→ Your objective: Would you retype, word for word, the line with "Read out every word on this page." and every line after it through the end of the records below?

┄┄┄┄┄┄

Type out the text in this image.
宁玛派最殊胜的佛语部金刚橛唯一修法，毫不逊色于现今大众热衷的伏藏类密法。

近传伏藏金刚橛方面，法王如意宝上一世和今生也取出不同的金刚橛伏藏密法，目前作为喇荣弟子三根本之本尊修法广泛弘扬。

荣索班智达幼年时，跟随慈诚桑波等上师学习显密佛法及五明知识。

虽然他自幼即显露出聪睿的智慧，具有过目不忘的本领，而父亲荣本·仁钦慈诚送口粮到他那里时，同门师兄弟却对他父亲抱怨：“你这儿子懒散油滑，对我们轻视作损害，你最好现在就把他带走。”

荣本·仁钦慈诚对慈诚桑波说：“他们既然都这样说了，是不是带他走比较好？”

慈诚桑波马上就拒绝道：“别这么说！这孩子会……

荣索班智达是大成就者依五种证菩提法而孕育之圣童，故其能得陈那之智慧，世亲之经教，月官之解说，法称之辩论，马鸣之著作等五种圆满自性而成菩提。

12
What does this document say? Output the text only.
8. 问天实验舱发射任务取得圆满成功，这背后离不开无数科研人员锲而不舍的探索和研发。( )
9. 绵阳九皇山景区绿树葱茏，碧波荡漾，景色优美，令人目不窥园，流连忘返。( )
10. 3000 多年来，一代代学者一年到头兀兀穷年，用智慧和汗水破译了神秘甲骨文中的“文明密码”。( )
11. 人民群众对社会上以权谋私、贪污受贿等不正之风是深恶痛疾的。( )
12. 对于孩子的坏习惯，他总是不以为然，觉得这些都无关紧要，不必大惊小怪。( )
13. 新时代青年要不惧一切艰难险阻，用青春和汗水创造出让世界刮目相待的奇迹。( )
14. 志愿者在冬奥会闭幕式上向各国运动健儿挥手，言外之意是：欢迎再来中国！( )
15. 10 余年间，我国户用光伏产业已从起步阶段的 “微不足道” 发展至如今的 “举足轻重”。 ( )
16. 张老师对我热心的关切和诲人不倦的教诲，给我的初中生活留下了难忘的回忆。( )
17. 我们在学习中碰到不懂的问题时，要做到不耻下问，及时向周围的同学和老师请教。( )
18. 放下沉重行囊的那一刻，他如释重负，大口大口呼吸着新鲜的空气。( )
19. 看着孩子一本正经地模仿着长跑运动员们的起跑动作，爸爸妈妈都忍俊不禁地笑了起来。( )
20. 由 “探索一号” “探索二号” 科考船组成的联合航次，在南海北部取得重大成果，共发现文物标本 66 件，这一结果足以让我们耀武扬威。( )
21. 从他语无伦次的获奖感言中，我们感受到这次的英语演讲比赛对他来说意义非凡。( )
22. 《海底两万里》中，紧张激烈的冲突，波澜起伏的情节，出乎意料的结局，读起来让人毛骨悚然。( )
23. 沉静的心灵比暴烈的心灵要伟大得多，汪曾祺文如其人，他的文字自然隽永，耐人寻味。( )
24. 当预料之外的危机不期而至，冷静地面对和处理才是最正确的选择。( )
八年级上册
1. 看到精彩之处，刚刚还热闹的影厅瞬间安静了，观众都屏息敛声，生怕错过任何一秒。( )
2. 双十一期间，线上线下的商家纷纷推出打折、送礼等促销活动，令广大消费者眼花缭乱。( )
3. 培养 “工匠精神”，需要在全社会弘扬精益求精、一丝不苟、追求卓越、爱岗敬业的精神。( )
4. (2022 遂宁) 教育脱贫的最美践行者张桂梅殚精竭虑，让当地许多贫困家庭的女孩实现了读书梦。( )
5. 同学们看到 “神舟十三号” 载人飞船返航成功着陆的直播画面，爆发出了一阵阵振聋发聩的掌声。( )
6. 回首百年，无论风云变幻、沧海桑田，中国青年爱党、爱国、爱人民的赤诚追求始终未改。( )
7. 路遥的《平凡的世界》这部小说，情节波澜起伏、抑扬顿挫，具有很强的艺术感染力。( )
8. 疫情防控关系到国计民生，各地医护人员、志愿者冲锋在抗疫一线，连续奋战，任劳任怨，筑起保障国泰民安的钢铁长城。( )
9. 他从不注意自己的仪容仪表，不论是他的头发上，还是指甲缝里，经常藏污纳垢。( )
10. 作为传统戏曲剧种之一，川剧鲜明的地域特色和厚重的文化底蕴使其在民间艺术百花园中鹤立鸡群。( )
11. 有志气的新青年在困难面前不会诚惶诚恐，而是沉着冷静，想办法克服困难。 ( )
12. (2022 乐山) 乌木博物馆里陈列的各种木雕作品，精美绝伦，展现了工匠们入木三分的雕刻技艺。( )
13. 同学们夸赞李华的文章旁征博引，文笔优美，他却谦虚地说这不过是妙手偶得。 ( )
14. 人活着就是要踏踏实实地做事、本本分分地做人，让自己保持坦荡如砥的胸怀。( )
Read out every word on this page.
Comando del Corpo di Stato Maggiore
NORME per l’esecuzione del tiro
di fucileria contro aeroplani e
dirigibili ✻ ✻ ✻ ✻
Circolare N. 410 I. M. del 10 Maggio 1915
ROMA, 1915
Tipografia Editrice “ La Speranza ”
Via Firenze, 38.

┄┄┄┄┄┄

→ Task answer:
Read out every word on this page.
Comando del Corpo di Stato Maggiore
NORME per l’esecuzione del tiro
di fucileria contro aeroplani e
dirigibili ✻ ✻ ✻ ✻
Circolare N. 410 I. M. del 10 Maggio 1915
ROMA, 1915
Tipografia Editrice “ La Speranza ”
Via Firenze, 38.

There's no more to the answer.